▶ **OBJECTIVE**
Set down the whole listing verbatim.

-*-

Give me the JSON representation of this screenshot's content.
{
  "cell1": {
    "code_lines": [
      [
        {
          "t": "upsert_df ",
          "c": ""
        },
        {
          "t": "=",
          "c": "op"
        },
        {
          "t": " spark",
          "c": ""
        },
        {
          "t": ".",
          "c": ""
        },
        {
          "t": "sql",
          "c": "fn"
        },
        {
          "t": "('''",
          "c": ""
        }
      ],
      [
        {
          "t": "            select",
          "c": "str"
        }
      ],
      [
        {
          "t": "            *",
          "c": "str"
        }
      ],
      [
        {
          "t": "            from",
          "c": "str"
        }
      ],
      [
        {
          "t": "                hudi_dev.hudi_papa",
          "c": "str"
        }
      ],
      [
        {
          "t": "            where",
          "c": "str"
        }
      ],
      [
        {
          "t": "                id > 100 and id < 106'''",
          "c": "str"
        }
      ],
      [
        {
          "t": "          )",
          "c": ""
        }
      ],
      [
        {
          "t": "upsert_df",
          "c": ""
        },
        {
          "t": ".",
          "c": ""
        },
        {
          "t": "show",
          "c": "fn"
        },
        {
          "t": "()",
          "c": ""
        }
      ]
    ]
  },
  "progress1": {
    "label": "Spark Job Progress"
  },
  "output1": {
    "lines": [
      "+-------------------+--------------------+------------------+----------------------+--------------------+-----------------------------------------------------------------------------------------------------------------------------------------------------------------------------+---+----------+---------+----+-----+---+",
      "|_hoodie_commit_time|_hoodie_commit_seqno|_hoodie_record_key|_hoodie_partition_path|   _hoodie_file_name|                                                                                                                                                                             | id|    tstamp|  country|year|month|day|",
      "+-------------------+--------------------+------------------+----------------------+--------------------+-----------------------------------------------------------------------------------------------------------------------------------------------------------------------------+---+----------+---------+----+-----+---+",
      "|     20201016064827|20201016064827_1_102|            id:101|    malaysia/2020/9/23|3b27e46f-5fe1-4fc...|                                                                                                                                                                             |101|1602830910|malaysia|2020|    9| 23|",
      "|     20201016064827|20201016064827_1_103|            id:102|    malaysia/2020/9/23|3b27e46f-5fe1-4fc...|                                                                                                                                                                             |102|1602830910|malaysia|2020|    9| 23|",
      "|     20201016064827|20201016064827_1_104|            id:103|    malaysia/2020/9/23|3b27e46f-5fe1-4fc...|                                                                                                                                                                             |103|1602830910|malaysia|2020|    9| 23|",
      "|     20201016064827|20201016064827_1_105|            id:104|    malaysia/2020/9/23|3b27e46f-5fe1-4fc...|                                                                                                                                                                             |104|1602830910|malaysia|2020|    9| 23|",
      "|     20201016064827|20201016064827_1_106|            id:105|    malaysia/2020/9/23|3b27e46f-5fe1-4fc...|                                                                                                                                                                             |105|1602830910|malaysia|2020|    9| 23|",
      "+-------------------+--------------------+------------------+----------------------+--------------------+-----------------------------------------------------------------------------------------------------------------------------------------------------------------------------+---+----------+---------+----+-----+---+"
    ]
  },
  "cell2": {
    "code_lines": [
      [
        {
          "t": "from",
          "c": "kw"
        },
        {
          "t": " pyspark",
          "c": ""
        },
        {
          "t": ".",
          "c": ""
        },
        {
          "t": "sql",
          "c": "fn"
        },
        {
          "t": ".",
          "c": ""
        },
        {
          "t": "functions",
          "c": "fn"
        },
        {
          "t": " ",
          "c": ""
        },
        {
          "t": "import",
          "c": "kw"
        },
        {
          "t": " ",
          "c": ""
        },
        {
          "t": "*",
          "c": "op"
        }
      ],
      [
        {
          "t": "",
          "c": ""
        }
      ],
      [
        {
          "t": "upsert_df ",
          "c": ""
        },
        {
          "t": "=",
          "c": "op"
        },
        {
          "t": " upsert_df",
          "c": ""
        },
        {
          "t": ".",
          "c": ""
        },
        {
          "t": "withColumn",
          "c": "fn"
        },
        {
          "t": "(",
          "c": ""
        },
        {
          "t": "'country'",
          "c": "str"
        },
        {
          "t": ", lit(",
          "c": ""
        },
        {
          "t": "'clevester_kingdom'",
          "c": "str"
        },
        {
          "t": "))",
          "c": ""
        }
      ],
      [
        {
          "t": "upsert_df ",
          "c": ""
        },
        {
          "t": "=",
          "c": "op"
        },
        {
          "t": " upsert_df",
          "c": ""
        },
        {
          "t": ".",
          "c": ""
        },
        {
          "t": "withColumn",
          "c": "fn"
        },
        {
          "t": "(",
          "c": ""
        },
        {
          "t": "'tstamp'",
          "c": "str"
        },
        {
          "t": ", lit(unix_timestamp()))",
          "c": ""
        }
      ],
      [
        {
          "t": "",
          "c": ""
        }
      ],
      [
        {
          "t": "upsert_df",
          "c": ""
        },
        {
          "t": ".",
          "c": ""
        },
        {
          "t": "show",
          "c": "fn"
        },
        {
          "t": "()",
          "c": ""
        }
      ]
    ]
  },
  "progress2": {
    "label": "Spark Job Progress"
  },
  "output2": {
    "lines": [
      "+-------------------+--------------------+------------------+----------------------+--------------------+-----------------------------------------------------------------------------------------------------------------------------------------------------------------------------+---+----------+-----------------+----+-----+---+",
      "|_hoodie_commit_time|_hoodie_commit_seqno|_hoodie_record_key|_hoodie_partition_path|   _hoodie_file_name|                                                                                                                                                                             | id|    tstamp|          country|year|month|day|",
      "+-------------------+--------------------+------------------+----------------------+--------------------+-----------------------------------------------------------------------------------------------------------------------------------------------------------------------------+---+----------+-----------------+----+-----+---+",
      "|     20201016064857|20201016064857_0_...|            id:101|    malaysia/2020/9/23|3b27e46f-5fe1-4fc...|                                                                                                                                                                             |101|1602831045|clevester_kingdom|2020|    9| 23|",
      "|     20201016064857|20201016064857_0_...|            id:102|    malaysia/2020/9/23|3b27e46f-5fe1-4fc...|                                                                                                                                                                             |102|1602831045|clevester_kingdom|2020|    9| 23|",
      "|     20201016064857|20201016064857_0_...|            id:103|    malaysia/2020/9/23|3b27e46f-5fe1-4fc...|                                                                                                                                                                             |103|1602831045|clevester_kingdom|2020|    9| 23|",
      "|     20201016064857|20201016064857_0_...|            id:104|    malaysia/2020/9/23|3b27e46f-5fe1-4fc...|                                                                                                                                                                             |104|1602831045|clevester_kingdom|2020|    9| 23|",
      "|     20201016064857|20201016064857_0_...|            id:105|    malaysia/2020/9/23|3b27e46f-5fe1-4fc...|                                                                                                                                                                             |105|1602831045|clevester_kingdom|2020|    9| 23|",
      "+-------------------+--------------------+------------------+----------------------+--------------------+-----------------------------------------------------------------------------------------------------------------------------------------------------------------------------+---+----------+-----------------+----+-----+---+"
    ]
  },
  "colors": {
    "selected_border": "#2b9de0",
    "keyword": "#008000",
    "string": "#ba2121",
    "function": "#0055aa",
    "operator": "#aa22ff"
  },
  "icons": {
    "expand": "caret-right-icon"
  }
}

-*-

▶ **SOLUTION BELOW**
Give me the JSON representation of this screenshot's content.
{
  "cell1": {
    "code_lines": [
      [
        {
          "t": "upsert_df ",
          "c": ""
        },
        {
          "t": "=",
          "c": "op"
        },
        {
          "t": " spark",
          "c": ""
        },
        {
          "t": ".",
          "c": ""
        },
        {
          "t": "sql",
          "c": "fn"
        },
        {
          "t": "('''",
          "c": ""
        }
      ],
      [
        {
          "t": "            select",
          "c": "str"
        }
      ],
      [
        {
          "t": "            *",
          "c": "str"
        }
      ],
      [
        {
          "t": "            from",
          "c": "str"
        }
      ],
      [
        {
          "t": "                hudi_dev.hudi_papa",
          "c": "str"
        }
      ],
      [
        {
          "t": "            where",
          "c": "str"
        }
      ],
      [
        {
          "t": "                id > 100 and id < 106'''",
          "c": "str"
        }
      ],
      [
        {
          "t": "          )",
          "c": ""
        }
      ],
      [
        {
          "t": "upsert_df",
          "c": ""
        },
        {
          "t": ".",
          "c": ""
        },
        {
          "t": "show",
          "c": "fn"
        },
        {
          "t": "()",
          "c": ""
        }
      ]
    ]
  },
  "progress1": {
    "label": "Spark Job Progress"
  },
  "output1": {
    "lines": [
      "+-------------------+--------------------+------------------+----------------------+--------------------+-----------------------------------------------------------------------------------------------------------------------------------------------------------------------------+---+----------+---------+----+-----+---+",
      "|_hoodie_commit_time|_hoodie_commit_seqno|_hoodie_record_key|_hoodie_partition_path|   _hoodie_file_name|                                                                                                                                                                             | id|    tstamp|  country|year|month|day|",
      "+-------------------+--------------------+------------------+----------------------+--------------------+-----------------------------------------------------------------------------------------------------------------------------------------------------------------------------+---+----------+---------+----+-----+---+",
      "|     20201016064827|20201016064827_1_102|            id:101|    malaysia/2020/9/23|3b27e46f-5fe1-4fc...|                                                                                                                                                                             |101|1602830910|malaysia|2020|    9| 23|",
      "|     20201016064827|20201016064827_1_103|            id:102|    malaysia/2020/9/23|3b27e46f-5fe1-4fc...|                                                                                                                                                                             |102|1602830910|malaysia|2020|    9| 23|",
      "|     20201016064827|20201016064827_1_104|            id:103|    malaysia/2020/9/23|3b27e46f-5fe1-4fc...|                                                                                                                                                                             |103|1602830910|malaysia|2020|    9| 23|",
      "|     20201016064827|20201016064827_1_105|            id:104|    malaysia/2020/9/23|3b27e46f-5fe1-4fc...|                                                                                                                                                                             |104|1602830910|malaysia|2020|    9| 23|",
      "|     20201016064827|20201016064827_1_106|            id:105|    malaysia/2020/9/23|3b27e46f-5fe1-4fc...|                                                                                                                                                                             |105|1602830910|malaysia|2020|    9| 23|",
      "+-------------------+--------------------+------------------+----------------------+--------------------+-----------------------------------------------------------------------------------------------------------------------------------------------------------------------------+---+----------+---------+----+-----+---+"
    ]
  },
  "cell2": {
    "code_lines": [
      [
        {
          "t": "from",
          "c": "kw"
        },
        {
          "t": " pyspark",
          "c": ""
        },
        {
          "t": ".",
          "c": ""
        },
        {
          "t": "sql",
          "c": "fn"
        },
        {
          "t": ".",
          "c": ""
        },
        {
          "t": "functions",
          "c": "fn"
        },
        {
          "t": " ",
          "c": ""
        },
        {
          "t": "import",
          "c": "kw"
        },
        {
          "t": " ",
          "c": ""
        },
        {
          "t": "*",
          "c": "op"
        }
      ],
      [
        {
          "t": "",
          "c": ""
        }
      ],
      [
        {
          "t": "upsert_df ",
          "c": ""
        },
        {
          "t": "=",
          "c": "op"
        },
        {
          "t": " upsert_df",
          "c": ""
        },
        {
          "t": ".",
          "c": ""
        },
        {
          "t": "withColumn",
          "c": "fn"
        },
        {
          "t": "(",
          "c": ""
        },
        {
          "t": "'country'",
          "c": "str"
        },
        {
          "t": ", lit(",
          "c": ""
        },
        {
          "t": "'clevester_kingdom'",
          "c": "str"
        },
        {
          "t": "))",
          "c": ""
        }
      ],
      [
        {
          "t": "upsert_df ",
          "c": ""
        },
        {
          "t": "=",
          "c": "op"
        },
        {
          "t": " upsert_df",
          "c": ""
        },
        {
          "t": ".",
          "c": ""
        },
        {
          "t": "withColumn",
          "c": "fn"
        },
        {
          "t": "(",
          "c": ""
        },
        {
          "t": "'tstamp'",
          "c": "str"
        },
        {
          "t": ", lit(unix_timestamp()))",
          "c": ""
        }
      ],
      [
        {
          "t": "",
          "c": ""
        }
      ],
      [
        {
          "t": "upsert_df",
          "c": ""
        },
        {
          "t": ".",
          "c": ""
        },
        {
          "t": "show",
          "c": "fn"
        },
        {
          "t": "()",
          "c": ""
        }
      ]
    ]
  },
  "progress2": {
    "label": "Spark Job Progress"
  },
  "output2": {
    "lines": [
      "+-------------------+--------------------+------------------+----------------------+--------------------+-----------------------------------------------------------------------------------------------------------------------------------------------------------------------------+---+----------+-----------------+----+-----+---+",
      "|_hoodie_commit_time|_hoodie_commit_seqno|_hoodie_record_key|_hoodie_partition_path|   _hoodie_file_name|                                                                                                                                                                             | id|    tstamp|          country|year|month|day|",
      "+-------------------+--------------------+------------------+----------------------+--------------------+-----------------------------------------------------------------------------------------------------------------------------------------------------------------------------+---+----------+-----------------+----+-----+---+",
      "|     20201016064857|20201016064857_0_...|            id:101|    malaysia/2020/9/23|3b27e46f-5fe1-4fc...|                                                                                                                                                                             |101|1602831045|clevester_kingdom|2020|    9| 23|",
      "|     20201016064857|20201016064857_0_...|            id:102|    malaysia/2020/9/23|3b27e46f-5fe1-4fc...|                                                                                                                                                                             |102|1602831045|clevester_kingdom|2020|    9| 23|",
      "|     20201016064857|20201016064857_0_...|            id:103|    malaysia/2020/9/23|3b27e46f-5fe1-4fc...|                                                                                                                                                                             |103|1602831045|clevester_kingdom|2020|    9| 23|",
      "|     20201016064857|20201016064857_0_...|            id:104|    malaysia/2020/9/23|3b27e46f-5fe1-4fc...|                                                                                                                                                                             |104|1602831045|clevester_kingdom|2020|    9| 23|",
      "|     20201016064857|20201016064857_0_...|            id:105|    malaysia/2020/9/23|3b27e46f-5fe1-4fc...|                                                                                                                                                                             |105|1602831045|clevester_kingdom|2020|    9| 23|",
      "+-------------------+--------------------+------------------+----------------------+--------------------+-----------------------------------------------------------------------------------------------------------------------------------------------------------------------------+---+----------+-----------------+----+-----+---+"
    ]
  },
  "colors": {
    "selected_border": "#2b9de0",
    "keyword": "#008000",
    "string": "#ba2121",
    "function": "#0055aa",
    "operator": "#aa22ff"
  },
  "icons": {
    "expand": "caret-right-icon"
  }
}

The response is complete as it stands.